Items from a dataset:
--------

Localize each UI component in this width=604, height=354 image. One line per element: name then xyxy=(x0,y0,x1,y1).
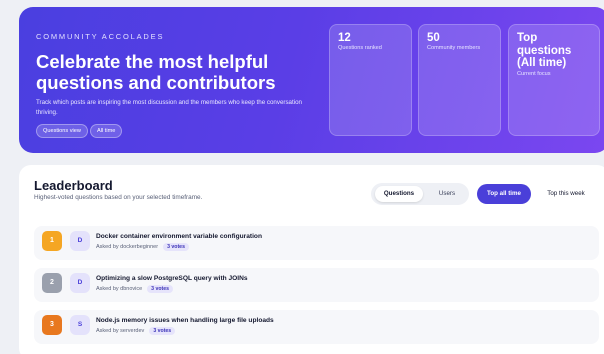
leaderboard-row[interactable]: 2 D Optimizing a slow PostgreSQL query w… xyxy=(34,268,599,302)
questions-toggle-button[interactable]: Questions xyxy=(375,186,423,202)
question-meta: Asked by dockerbeginner 3 votes xyxy=(96,243,189,252)
question-title[interactable]: Docker container environment variable co… xyxy=(96,233,262,240)
hero-eyebrow: COMMUNITY ACCOLADES xyxy=(36,32,165,41)
leaderboard-title: Leaderboard xyxy=(34,178,113,193)
question-title[interactable]: Node.js memory issues when handling larg… xyxy=(96,317,274,324)
avatar: D xyxy=(70,273,90,293)
stat-value: 50 xyxy=(427,32,440,44)
leaderboard-subtitle: Highest-voted questions based on your se… xyxy=(34,194,203,201)
top-all-time-button[interactable]: Top all time xyxy=(477,184,531,204)
leaderboard-row[interactable]: 3 S Node.js memory issues when handling … xyxy=(34,310,599,344)
stat-label: Questions ranked xyxy=(338,45,382,51)
stat-label: Community members xyxy=(427,45,481,51)
question-meta: Asked by dbnovice 3 votes xyxy=(96,285,174,294)
users-toggle-button[interactable]: Users xyxy=(429,186,465,202)
stat-value: Top questions (All time) xyxy=(517,32,572,69)
question-title[interactable]: Optimizing a slow PostgreSQL query with … xyxy=(96,275,248,282)
question-meta: Asked by serverdev 3 votes xyxy=(96,327,176,336)
asked-by: Asked by dockerbeginner xyxy=(96,244,159,250)
all-time-chip[interactable]: All time xyxy=(90,124,123,138)
rank-badge: 3 xyxy=(42,315,62,335)
asked-by: Asked by dbnovice xyxy=(96,286,143,292)
avatar: S xyxy=(70,315,90,335)
hero-title: Celebrate the most helpful questions and… xyxy=(36,51,276,93)
asked-by: Asked by serverdev xyxy=(96,328,145,334)
leaderboard-row[interactable]: 1 D Docker container environment variabl… xyxy=(34,226,599,260)
votes-badge: 3 votes xyxy=(163,243,189,251)
avatar: D xyxy=(70,231,90,251)
community-accolades-hero: COMMUNITY ACCOLADES Celebrate the most h… xyxy=(19,7,604,153)
stat-label: Current focus xyxy=(517,70,551,77)
rank-badge: 2 xyxy=(42,273,62,293)
stat-value: 12 xyxy=(338,32,351,44)
view-toggle: Questions Users xyxy=(371,183,469,205)
questions-view-chip[interactable]: Questions view xyxy=(36,124,88,138)
votes-badge: 3 votes xyxy=(149,327,176,335)
stat-community-members: 50 Community members xyxy=(418,24,501,136)
leaderboard-panel: Leaderboard Highest-voted questions base… xyxy=(19,165,604,354)
hero-description: Track which posts are inspiring the most… xyxy=(36,99,302,116)
stat-current-focus: Top questions (All time) Current focus xyxy=(508,24,600,136)
stat-questions-ranked: 12 Questions ranked xyxy=(329,24,412,136)
rank-badge: 1 xyxy=(42,231,62,251)
votes-badge: 3 votes xyxy=(147,285,174,293)
top-this-week-button[interactable]: Top this week xyxy=(537,184,595,204)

--------

EXERCISE INSTRUCTIONS =
Recast the lines of the items as a Markdown table with the columns "Row" and "Line," starting with the line that contains "leaderboard-row[interactable]: 2 D" and going on through the line that contains "stat-community-members: 50 Community". Leave out any blank lines.

TASK OUTPUT =
| Row | Line |
|---|---|
| 1 | leaderboard-row[interactable]: 2 D Optimizing a slow PostgreSQL query w… xyxy=(34,268,599,302) |
| 2 | questions-toggle-button[interactable]: Questions xyxy=(375,186,423,202) |
| 3 | question-meta: Asked by dockerbeginner 3 votes xyxy=(96,243,189,252) |
| 4 | question-title[interactable]: Docker container environment variable co… xyxy=(96,233,262,240) |
| 5 | hero-eyebrow: COMMUNITY ACCOLADES xyxy=(36,32,165,41) |
| 6 | leaderboard-title: Leaderboard xyxy=(34,178,113,193) |
| 7 | question-title[interactable]: Node.js memory issues when handling larg… xyxy=(96,317,274,324) |
| 8 | avatar: D xyxy=(70,273,90,293) |
| 9 | stat-value: 50 xyxy=(427,32,440,44) |
| 10 | leaderboard-subtitle: Highest-voted questions based on your se… xyxy=(34,194,203,201) |
| 11 | top-all-time-button[interactable]: Top all time xyxy=(477,184,531,204) |
| 12 | leaderboard-row[interactable]: 3 S Node.js memory issues when handling … xyxy=(34,310,599,344) |
| 13 | stat-label: Questions ranked xyxy=(338,45,382,51) |
| 14 | stat-label: Community members xyxy=(427,45,481,51) |
| 15 | question-meta: Asked by dbnovice 3 votes xyxy=(96,285,174,294) |
| 16 | users-toggle-button[interactable]: Users xyxy=(429,186,465,202) |
| 17 | stat-value: Top questions (All time) xyxy=(517,32,572,69) |
| 18 | question-title[interactable]: Optimizing a slow PostgreSQL query with … xyxy=(96,275,248,282) |
| 19 | question-meta: Asked by serverdev 3 votes xyxy=(96,327,176,336) |
| 20 | asked-by: Asked by dockerbeginner xyxy=(96,244,159,250) |
| 21 | all-time-chip[interactable]: All time xyxy=(90,124,123,138) |
| 22 | rank-badge: 3 xyxy=(42,315,62,335) |
| 23 | asked-by: Asked by dbnovice xyxy=(96,286,143,292) |
| 24 | avatar: S xyxy=(70,315,90,335) |
| 25 | hero-title: Celebrate the most helpful questions and… xyxy=(36,51,276,93) |
| 26 | asked-by: Asked by serverdev xyxy=(96,328,145,334) |
| 27 | leaderboard-row[interactable]: 1 D Docker container environment variabl… xyxy=(34,226,599,260) |
| 28 | votes-badge: 3 votes xyxy=(163,243,189,251) |
| 29 | avatar: D xyxy=(70,231,90,251) |
| 30 | community-accolades-hero: COMMUNITY ACCOLADES Celebrate the most h… xyxy=(19,7,604,153) |
| 31 | stat-label: Current focus xyxy=(517,70,551,77) |
| 32 | rank-badge: 2 xyxy=(42,273,62,293) |
| 33 | stat-value: 12 xyxy=(338,32,351,44) |
| 34 | view-toggle: Questions Users xyxy=(371,183,469,205) |
| 35 | questions-view-chip[interactable]: Questions view xyxy=(36,124,88,138) |
| 36 | votes-badge: 3 votes xyxy=(149,327,176,335) |
| 37 | stat-community-members: 50 Community members xyxy=(418,24,501,136) |